Task directions ▸
Provide the number of lines where the word "lower" occurs, and no other text.
____ Record set
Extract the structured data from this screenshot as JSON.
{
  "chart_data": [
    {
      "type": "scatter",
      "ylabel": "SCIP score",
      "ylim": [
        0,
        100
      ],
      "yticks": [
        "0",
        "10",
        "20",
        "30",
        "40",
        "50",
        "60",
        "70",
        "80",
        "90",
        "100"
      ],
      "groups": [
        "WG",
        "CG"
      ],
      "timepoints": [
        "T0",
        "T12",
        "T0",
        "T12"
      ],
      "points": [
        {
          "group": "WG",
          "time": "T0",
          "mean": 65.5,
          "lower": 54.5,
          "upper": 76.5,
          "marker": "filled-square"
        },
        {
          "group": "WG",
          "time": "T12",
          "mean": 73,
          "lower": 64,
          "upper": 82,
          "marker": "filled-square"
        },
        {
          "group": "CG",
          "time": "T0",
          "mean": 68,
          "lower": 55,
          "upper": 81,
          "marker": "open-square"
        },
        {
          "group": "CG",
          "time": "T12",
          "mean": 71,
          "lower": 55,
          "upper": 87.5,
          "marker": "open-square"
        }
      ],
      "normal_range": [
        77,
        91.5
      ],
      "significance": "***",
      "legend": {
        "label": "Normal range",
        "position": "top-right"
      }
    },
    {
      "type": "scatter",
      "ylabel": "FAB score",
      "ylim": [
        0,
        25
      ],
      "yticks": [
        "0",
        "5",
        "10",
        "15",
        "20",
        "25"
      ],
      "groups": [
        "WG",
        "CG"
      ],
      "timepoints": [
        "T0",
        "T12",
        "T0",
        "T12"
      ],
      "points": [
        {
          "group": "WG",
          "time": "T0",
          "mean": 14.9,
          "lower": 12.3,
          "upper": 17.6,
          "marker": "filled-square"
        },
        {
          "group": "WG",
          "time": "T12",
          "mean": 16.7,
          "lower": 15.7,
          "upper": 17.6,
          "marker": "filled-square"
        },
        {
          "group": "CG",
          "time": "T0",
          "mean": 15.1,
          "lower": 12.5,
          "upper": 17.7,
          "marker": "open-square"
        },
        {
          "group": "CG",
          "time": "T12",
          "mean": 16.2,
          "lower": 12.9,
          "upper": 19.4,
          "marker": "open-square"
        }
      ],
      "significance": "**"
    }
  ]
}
________
Solution for this problem ▸
8